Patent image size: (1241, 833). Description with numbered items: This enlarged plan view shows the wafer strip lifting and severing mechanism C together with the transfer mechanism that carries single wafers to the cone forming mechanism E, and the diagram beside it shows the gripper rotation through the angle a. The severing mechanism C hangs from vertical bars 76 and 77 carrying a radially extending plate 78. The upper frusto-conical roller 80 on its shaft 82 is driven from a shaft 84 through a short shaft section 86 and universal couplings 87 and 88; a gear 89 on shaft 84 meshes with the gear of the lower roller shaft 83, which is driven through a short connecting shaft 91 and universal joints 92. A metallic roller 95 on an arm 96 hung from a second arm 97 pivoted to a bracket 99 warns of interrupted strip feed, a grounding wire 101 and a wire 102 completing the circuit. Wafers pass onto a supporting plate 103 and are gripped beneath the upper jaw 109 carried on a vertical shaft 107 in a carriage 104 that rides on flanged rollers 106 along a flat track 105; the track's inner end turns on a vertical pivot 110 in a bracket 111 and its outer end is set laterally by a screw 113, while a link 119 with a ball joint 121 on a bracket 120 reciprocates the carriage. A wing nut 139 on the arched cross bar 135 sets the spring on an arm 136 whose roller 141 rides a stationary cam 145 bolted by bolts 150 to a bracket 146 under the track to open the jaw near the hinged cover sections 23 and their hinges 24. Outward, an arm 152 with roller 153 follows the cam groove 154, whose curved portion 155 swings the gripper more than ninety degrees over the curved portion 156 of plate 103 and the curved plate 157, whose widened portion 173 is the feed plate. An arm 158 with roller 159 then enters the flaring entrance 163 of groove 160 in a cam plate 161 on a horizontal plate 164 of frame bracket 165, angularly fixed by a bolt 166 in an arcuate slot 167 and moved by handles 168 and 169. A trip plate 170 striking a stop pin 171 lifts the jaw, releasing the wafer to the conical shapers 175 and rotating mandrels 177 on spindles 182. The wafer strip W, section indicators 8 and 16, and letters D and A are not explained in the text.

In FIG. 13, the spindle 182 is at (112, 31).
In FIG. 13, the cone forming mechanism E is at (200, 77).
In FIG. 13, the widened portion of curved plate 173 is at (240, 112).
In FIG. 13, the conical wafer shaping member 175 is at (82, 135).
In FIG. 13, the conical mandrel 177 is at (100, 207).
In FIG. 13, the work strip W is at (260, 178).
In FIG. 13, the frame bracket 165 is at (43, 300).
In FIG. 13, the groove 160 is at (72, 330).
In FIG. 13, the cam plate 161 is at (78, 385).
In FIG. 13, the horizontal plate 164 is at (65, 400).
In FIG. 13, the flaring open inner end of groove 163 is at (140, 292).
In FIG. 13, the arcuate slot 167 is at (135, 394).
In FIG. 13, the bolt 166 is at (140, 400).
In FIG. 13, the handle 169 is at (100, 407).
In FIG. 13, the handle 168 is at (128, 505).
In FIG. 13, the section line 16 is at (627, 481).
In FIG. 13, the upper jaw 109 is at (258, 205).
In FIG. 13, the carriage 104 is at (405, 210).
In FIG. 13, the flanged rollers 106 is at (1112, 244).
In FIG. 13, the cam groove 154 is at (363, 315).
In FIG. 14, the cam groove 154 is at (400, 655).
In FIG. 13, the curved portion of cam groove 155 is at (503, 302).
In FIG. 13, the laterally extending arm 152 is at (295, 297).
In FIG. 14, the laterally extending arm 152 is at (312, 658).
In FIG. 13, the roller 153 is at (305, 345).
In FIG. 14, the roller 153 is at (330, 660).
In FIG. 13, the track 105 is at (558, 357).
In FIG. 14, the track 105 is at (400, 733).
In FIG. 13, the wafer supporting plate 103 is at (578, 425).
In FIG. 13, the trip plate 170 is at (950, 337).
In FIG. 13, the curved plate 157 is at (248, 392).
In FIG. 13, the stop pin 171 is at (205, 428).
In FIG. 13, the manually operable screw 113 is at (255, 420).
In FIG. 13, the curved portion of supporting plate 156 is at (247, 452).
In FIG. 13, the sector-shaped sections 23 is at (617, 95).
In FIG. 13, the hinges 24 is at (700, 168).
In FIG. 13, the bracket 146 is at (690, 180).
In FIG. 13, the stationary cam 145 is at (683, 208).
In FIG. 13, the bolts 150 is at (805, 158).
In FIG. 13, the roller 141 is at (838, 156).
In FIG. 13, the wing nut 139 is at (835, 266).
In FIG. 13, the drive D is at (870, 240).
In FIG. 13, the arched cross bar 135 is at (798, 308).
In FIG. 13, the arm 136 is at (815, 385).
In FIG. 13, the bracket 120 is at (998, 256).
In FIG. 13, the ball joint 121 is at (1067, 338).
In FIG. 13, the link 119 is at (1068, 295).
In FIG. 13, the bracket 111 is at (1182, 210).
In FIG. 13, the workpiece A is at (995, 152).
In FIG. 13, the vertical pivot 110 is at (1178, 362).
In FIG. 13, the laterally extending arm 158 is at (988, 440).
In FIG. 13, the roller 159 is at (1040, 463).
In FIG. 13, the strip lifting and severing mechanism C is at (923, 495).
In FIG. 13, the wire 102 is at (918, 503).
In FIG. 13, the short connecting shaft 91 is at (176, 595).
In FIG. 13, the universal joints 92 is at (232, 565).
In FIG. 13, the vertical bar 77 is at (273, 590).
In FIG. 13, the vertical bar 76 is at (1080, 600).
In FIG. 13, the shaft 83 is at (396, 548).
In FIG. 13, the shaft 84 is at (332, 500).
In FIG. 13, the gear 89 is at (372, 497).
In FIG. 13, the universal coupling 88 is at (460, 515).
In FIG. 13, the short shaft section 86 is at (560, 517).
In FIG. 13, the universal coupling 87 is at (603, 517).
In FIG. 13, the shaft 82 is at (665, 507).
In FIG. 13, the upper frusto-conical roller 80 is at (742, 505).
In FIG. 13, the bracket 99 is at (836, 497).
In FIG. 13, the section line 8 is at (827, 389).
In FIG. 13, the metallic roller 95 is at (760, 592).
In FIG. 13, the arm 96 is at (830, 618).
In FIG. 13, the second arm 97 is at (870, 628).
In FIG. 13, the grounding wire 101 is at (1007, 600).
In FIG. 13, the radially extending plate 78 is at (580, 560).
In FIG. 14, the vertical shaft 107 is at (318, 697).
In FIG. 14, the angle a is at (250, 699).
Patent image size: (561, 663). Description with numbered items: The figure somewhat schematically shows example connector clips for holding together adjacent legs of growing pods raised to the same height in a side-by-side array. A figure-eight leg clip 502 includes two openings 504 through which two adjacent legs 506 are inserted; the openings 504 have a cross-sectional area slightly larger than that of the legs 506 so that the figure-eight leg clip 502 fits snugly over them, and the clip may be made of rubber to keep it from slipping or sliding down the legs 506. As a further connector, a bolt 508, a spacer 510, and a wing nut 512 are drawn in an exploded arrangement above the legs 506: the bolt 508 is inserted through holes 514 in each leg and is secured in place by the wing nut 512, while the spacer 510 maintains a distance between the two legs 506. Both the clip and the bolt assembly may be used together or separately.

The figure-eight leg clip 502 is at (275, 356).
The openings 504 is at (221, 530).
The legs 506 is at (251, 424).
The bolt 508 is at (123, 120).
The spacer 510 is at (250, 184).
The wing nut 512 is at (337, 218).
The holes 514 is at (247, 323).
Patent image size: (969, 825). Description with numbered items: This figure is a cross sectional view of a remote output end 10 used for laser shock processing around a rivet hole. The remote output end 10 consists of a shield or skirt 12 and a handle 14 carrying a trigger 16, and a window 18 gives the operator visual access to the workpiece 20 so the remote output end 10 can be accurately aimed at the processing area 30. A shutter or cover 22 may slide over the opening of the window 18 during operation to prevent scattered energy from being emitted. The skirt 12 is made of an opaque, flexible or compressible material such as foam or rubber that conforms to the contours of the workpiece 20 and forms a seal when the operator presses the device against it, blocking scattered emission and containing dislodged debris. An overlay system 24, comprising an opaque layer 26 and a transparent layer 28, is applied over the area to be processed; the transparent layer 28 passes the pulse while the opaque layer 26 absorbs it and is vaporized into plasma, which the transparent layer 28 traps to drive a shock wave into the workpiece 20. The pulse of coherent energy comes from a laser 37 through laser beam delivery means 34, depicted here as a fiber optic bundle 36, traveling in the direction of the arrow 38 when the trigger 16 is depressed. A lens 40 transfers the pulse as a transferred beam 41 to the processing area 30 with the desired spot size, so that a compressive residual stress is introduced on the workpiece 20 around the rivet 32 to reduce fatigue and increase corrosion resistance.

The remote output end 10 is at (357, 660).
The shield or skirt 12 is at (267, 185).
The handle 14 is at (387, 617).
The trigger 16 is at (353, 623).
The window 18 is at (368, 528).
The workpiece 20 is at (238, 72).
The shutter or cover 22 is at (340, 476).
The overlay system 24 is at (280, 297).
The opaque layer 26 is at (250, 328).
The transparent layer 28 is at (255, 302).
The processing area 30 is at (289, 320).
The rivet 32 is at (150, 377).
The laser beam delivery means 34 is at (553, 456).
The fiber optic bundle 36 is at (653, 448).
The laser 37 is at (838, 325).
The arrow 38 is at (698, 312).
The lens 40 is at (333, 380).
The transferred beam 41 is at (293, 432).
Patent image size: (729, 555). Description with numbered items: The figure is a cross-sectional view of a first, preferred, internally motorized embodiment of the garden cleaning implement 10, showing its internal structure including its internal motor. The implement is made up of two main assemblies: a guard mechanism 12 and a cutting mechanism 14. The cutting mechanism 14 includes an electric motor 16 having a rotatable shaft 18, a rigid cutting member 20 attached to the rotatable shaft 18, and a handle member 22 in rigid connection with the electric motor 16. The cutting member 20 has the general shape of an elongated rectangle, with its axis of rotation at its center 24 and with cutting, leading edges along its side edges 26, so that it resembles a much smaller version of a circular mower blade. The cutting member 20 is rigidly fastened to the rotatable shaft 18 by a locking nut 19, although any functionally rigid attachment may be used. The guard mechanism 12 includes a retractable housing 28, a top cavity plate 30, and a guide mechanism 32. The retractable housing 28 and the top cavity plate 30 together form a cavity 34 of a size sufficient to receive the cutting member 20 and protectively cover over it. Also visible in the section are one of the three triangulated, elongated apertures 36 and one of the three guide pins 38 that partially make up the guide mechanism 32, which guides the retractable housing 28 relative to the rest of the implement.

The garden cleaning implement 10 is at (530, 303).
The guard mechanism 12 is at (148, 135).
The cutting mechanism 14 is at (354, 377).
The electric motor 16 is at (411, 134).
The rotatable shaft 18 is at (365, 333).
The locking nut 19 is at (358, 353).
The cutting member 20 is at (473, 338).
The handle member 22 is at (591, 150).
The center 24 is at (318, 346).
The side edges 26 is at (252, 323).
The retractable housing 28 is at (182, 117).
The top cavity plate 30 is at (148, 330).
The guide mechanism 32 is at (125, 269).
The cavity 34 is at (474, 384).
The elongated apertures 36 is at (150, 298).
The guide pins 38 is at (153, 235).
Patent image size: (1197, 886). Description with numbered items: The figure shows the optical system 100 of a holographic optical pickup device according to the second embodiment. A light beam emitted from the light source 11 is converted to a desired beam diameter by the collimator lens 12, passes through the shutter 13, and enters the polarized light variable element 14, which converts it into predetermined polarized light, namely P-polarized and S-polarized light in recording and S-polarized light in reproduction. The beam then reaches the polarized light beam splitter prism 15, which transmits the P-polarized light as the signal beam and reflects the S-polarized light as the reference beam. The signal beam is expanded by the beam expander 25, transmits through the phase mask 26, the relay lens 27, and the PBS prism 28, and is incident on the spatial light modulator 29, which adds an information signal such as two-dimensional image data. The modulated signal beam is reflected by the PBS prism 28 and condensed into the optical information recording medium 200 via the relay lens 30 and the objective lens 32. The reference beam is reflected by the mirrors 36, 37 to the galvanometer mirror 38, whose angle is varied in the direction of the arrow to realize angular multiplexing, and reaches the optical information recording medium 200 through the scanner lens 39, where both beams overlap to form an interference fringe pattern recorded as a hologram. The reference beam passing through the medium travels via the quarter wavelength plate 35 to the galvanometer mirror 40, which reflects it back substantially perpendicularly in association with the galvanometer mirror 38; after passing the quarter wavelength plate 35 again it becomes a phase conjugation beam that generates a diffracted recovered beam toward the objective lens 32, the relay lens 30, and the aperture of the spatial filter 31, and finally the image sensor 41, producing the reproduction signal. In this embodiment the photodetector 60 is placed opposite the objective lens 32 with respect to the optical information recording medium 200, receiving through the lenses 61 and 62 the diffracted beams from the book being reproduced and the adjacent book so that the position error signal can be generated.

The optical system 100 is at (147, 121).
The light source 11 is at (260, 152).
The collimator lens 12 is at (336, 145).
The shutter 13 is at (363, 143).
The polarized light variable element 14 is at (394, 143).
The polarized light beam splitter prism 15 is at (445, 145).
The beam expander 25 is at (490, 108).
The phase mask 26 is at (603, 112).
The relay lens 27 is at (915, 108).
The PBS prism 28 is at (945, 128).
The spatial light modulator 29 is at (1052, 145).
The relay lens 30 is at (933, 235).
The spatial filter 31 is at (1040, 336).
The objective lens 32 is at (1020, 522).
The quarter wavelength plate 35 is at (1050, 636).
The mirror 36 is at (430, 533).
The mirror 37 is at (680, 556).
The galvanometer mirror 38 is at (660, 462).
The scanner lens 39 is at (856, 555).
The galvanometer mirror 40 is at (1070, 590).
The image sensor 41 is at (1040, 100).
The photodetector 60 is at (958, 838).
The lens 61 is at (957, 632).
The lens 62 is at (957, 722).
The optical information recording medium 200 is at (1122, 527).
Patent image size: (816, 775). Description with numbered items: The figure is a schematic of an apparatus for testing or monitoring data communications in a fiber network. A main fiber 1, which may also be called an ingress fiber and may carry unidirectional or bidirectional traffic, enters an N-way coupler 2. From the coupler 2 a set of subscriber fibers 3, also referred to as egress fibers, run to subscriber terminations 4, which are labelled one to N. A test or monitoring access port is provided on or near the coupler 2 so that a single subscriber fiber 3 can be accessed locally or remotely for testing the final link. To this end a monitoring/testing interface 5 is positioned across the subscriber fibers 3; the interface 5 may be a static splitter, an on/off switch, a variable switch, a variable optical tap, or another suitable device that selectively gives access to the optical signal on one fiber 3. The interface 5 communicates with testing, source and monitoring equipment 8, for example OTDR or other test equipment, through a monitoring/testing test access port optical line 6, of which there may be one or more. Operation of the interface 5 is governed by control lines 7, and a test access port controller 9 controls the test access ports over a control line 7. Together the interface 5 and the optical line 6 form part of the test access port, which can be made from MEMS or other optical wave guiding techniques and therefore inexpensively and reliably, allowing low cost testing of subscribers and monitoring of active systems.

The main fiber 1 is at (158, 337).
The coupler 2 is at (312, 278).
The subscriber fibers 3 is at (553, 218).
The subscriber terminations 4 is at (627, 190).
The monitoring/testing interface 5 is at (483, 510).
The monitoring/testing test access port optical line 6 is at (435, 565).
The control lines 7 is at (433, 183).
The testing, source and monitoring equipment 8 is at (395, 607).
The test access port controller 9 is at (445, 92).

* **WHAT IS REQUIRED**
Write out the items starting at the line that contains "Patent image size: (561, 663)." and ending at the line that contains "The holes 514 is at (247, 323).", both included, with each line copied exactly.

* **FINISHED ANSWER**
Patent image size: (561, 663). Description with numbered items: The figure somewhat schematically shows example connector clips for holding together adjacent legs of growing pods raised to the same height in a side-by-side array. A figure-eight leg clip 502 includes two openings 504 through which two adjacent legs 506 are inserted; the openings 504 have a cross-sectional area slightly larger than that of the legs 506 so that the figure-eight leg clip 502 fits snugly over them, and the clip may be made of rubber to keep it from slipping or sliding down the legs 506. As a further connector, a bolt 508, a spacer 510, and a wing nut 512 are drawn in an exploded arrangement above the legs 506: the bolt 508 is inserted through holes 514 in each leg and is secured in place by the wing nut 512, while the spacer 510 maintains a distance between the two legs 506. Both the clip and the bolt assembly may be used together or separately.

The figure-eight leg clip 502 is at (275, 356).
The openings 504 is at (221, 530).
The legs 506 is at (251, 424).
The bolt 508 is at (123, 120).
The spacer 510 is at (250, 184).
The wing nut 512 is at (337, 218).
The holes 514 is at (247, 323).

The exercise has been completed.